--- begin ---

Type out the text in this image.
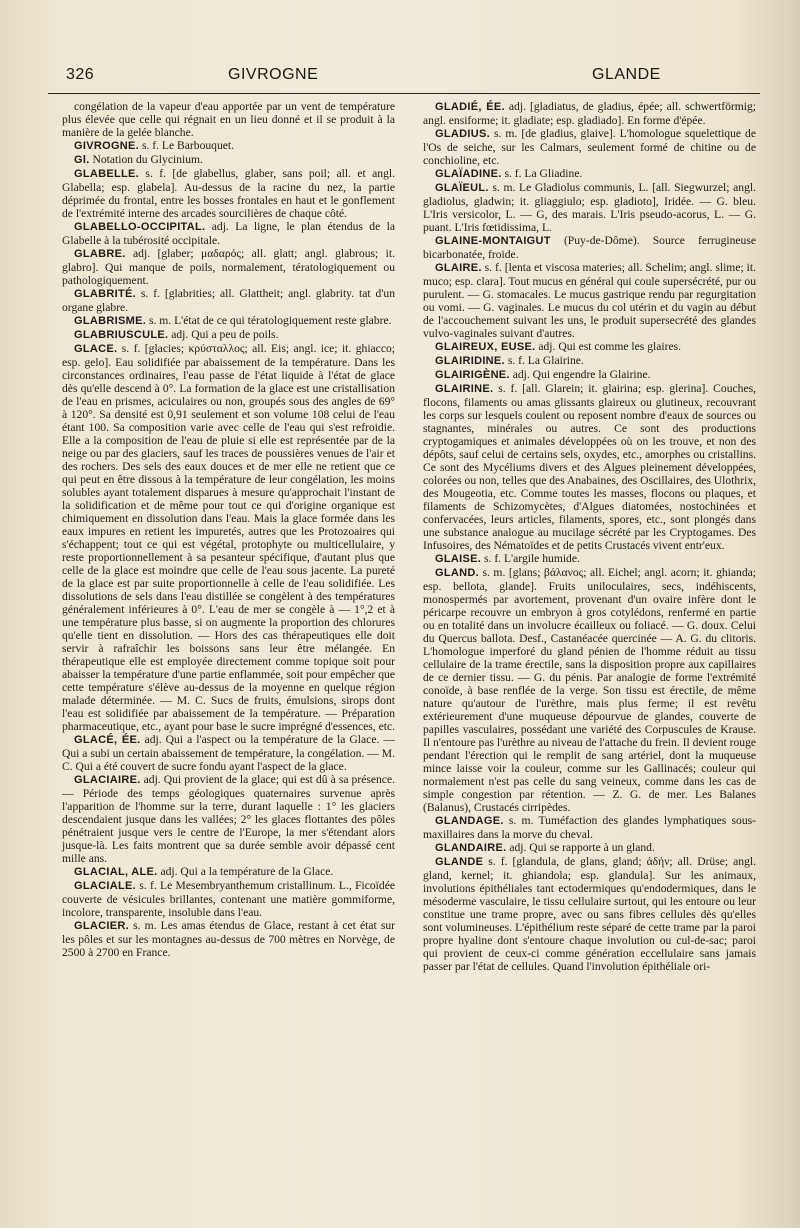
326	GIVROGNE	GLANDE

congélation de la vapeur d'eau apportée par un vent de température plus élevée que celle qui régnait en un lieu donné et il se produit à la manière de la gelée blanche.

GIVROGNE. s. f. Le Barbouquet.

Gl. Notation du Glycinium.

GLABELLE. s. f. [de glabellus, glaber, sans poil; all. et angl. Glabella; esp. glabela]. Au-dessus de la racine du nez, la partie déprimée du frontal, entre les bosses frontales en haut et le gonflement de l'extrémité interne des arcades sourcilières de chaque côté.

GLABELLO-OCCIPITAL. adj. La ligne, le plan étendus de la Glabelle à la tubérosité occipitale.

GLABRE. adj. [glaber; μαδαρός; all. glatt; angl. glabrous; it. glabro]. Qui manque de poils, normalement, tératologiquement ou pathologiquement.

GLABRITÉ. s. f. [glabrities; all. Glattheit; angl. glabrity. tat d'un organe glabre.

GLABRISME. s. m. L'état de ce qui tératologiquement reste glabre.

GLABRIUSCULE. adj. Qui a peu de poils.

GLACE. s. f. [glacies; κρύσταλλος; all. Eis; angl. ice; it. ghiacco; esp. gelo]. Eau solidifiée par abaissement de la température. Dans les circonstances ordinaires, l'eau passe de l'état liquide à l'état de glace dès qu'elle descend à 0°. La formation de la glace est une cristallisation de l'eau en prismes, aciculaires ou non, groupés sous des angles de 69° à 120°. Sa densité est 0,91 seulement et son volume 108 celui de l'eau étant 100. Sa composition varie avec celle de l'eau qui s'est refroidie. Elle a la composition de l'eau de pluie si elle est représentée par de la neige ou par des glaciers, sauf les traces de poussières venues de l'air et des rochers. Des sels des eaux douces et de mer elle ne retient que ce qui peut en être dissous à la température de leur congélation, les moins solubles ayant totalement disparues à mesure qu'approchait l'instant de la solidification et de même pour tout ce qui d'origine organique est chimiquement en dissolution dans l'eau. Mais la glace formée dans les eaux impures en retient les impuretés, autres que les Protozoaires qui s'échappent; tout ce qui est végétal, protophyte ou multicellulaire, y reste proportionnellement à sa pesanteur spécifique, d'autant plus que celle de la glace est moindre que celle de l'eau sous jacente. La pureté de la glace est par suite proportionnelle à celle de l'eau solidifiée. Les dissolutions de sels dans l'eau distillée se congèlent à des températures généralement inférieures à 0°. L'eau de mer se congèle à — 1°,2 et à une température plus basse, si on augmente la proportion des chlorures qu'elle tient en dissolution. — Hors des cas thérapeutiques elle doit servir à rafraîchir les boissons sans leur être mélangée. En thérapeutique elle est employée directement comme topique soit pour abaisser la température d'une partie enflammée, soit pour empêcher que cette température s'élève au-dessus de la moyenne en quelque région malade déterminée. — M. C. Sucs de fruits, émulsions, sirops dont l'eau est solidifiée par abaissement de la température. — Préparation pharmaceutique, etc., ayant pour base le sucre imprégné d'essences, etc.

GLACÉ, ÉE. adj. Qui a l'aspect ou la température de la Glace. — Qui a subi un certain abaissement de température, la congélation. — M. C. Qui a été couvert de sucre fondu ayant l'aspect de la glace.

GLACIAIRE. adj. Qui provient de la glace; qui est dû à sa présence. — Période des temps géologiques quaternaires survenue après l'apparition de l'homme sur la terre, durant laquelle : 1° les glaciers descendaient jusque dans les vallées; 2° les glaces flottantes des pôles pénétraient jusque vers le centre de l'Europe, la mer s'étendant alors jusque-là. Les faits montrent que sa durée semble avoir dépassé cent mille ans.

GLACIAL, ALE. adj. Qui a la température de la Glace.

GLACIALE. s. f. Le Mesembryanthemum cristallinum. L., Ficoïdée couverte de vésicules brillantes, contenant une matière gommiforme, incolore, transparente, insoluble dans l'eau.

GLACIER. s. m. Les amas étendus de Glace, restant à cet état sur les pôles et sur les montagnes au-dessus de 700 mètres en Norvège, de 2500 à 2700 en France.

GLADIÉ, ÉE. adj. [gladiatus, de gladius, épée; all. schwertförmig; angl. ensiforme; it. gladiate; esp. gladiado]. En forme d'épée.

GLADIUS. s. m. [de gladius, glaive]. L'homologue squelettique de l'Os de seiche, sur les Calmars, seulement formé de chitine ou de conchioline, etc.

GLAÏADINE. s. f. La Gliadine.

GLAÏEUL. s. m. Le Gladiolus communis, L. [all. Siegwurzel; angl. gladiolus, gladwin; it. gliaggiulo; esp. gladioto], Iridée. — G. bleu. L'Iris versicolor, L. — G, des marais. L'Iris pseudo-acorus, L. — G. puant. L'Iris fœtidissima, L.

GLAINE-MONTAIGUT (Puy-de-Dôme). Source ferrugineuse bicarbonatée, froide.

GLAIRE. s. f. [lenta et viscosa materies; all. Schelim; angl. slime; it. muco; esp. clara]. Tout mucus en général qui coule supersécrété, pur ou purulent. — G. stomacales. Le mucus gastrique rendu par regurgitation ou vomi. — G. vaginales. Le mucus du col utérin et du vagin au début de l'accouchement suivant les uns, le produit supersecrété des glandes vulvo-vaginales suivant d'autres.

GLAIREUX, EUSE. adj. Qui est comme les glaires.

GLAIRIDINE. s. f. La Glairine.

GLAIRIGÈNE. adj. Qui engendre la Glairine.

GLAIRINE. s. f. [all. Glarein; it. glairina; esp. glerina]. Couches, flocons, filaments ou amas glissants glaireux ou glutineux, recouvrant les corps sur lesquels coulent ou reposent nombre d'eaux de sources ou stagnantes, minérales ou autres. Ce sont des productions cryptogamiques et animales développées où on les trouve, et non des dépôts, sauf celui de certains sels, oxydes, etc., amorphes ou cristallins. Ce sont des Mycéliums divers et des Algues pleinement développées, colorées ou non, telles que des Anabaines, des Oscillaires, des Ulothrix, des Mougeotia, etc. Comme toutes les masses, flocons ou plaques, et filaments de Schizomycètes, d'Algues diatomées, nostochinées et confervacées, leurs articles, filaments, spores, etc., sont plongés dans une substance analogue au mucilage sécrété par les Cryptogames. Des Infusoires, des Nématoïdes et de petits Crustacés vivent entr'eux.

GLAISE. s. f. L'argile humide.

GLAND. s. m. [glans; βάλανος; all. Eichel; angl. acorn; it. ghianda; esp. bellota, glande]. Fruits uniloculaires, secs, indéhiscents, monospermés par avortement, provenant d'un ovaire infère dont le péricarpe recouvre un embryon à gros cotylédons, renfermé en partie ou en totalité dans un involucre écailleux ou foliacé. — G. doux. Celui du Quercus ballota. Desf., Castanéacée quercinée — A. G. du clitoris. L'homologue imperforé du gland pénien de l'homme réduit au tissu cellulaire de la trame érectile, sans la disposition propre aux capillaires de ce dernier tissu. — G. du pénis. Par analogie de forme l'extrémité conoïde, à base renflée de la verge. Son tissu est érectile, de même nature qu'autour de l'urèthre, mais plus ferme; il est revêtu extérieurement d'une muqueuse dépourvue de glandes, couverte de papilles vasculaires, possédant une variété des Corpuscules de Krause. Il n'entoure pas l'urèthre au niveau de l'attache du frein. Il devient rouge pendant l'érection qui le remplit de sang artériel, dont la muqueuse mince laisse voir la couleur, comme sur les Gallinacés; couleur qui normalement n'est pas celle du sang veineux, comme dans les cas de simple congestion par rétention. — Z. G. de mer. Les Balanes (Balanus), Crustacés cirripèdes.

GLANDAGE. s. m. Tuméfaction des glandes lymphatiques sous-maxillaires dans la morve du cheval.

GLANDAIRE. adj. Qui se rapporte à un gland.

GLANDE s. f. [glandula, de glans, gland; ἀδήν; all. Drüse; angl. gland, kernel; it. ghiandola; esp. glandula]. Sur les animaux, involutions épithéliales tant ectodermiques qu'endodermiques, dans le mésoderme vasculaire, le tissu cellulaire surtout, qui les entoure ou leur constitue une trame propre, avec ou sans fibres cellules dès qu'elles sont volumineuses. L'épithélium reste séparé de cette trame par la paroi propre hyaline dont s'entoure chaque involution ou cul-de-sac; paroi qui provient de ceux-ci comme génération eccellulaire sans jamais passer par l'état de cellules. Quand l'involution épithéliale ori-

--- end ---

(Challenge): Using the entries above, return each line that includes the word "produit".

(Full solution):
congélation de la vapeur d'eau apportée par un vent de température plus élevée que celle qui régnait en un lieu donné et il se produit à la manière de la gelée blanche.
GLAIRE. s. f. [lenta et viscosa materies; all. Schelim; angl. slime; it. muco; esp. clara]. Tout mucus en général qui coule supersécrété, pur ou purulent. — G. stomacales. Le mucus gastrique rendu par regurgitation ou vomi. — G. vaginales. Le mucus du col utérin et du vagin au début de l'accouchement suivant les uns, le produit supersecrété des glandes vulvo-vaginales suivant d'autres.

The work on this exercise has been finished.